[Items listed in a dataset]
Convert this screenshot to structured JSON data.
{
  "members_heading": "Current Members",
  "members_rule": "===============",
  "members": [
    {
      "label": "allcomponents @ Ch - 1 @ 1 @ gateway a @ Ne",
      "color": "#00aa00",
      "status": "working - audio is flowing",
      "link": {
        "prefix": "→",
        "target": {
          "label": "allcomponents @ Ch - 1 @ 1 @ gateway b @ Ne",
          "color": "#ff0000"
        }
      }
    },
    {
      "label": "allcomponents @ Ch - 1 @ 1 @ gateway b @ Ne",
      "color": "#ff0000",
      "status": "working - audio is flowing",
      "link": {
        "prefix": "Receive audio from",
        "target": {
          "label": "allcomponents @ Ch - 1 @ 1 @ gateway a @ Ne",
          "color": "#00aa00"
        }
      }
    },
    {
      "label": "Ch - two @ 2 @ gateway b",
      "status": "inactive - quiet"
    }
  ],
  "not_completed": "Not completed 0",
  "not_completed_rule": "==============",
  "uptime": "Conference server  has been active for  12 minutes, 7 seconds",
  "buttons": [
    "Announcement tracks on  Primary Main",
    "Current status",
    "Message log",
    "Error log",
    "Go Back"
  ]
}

## What is asked
For each line of the listing that holds the word "color", show that line.

## Result of this task
      "color": "#00aa00",
          "color": "#ff0000"
      "color": "#ff0000",
          "color": "#00aa00"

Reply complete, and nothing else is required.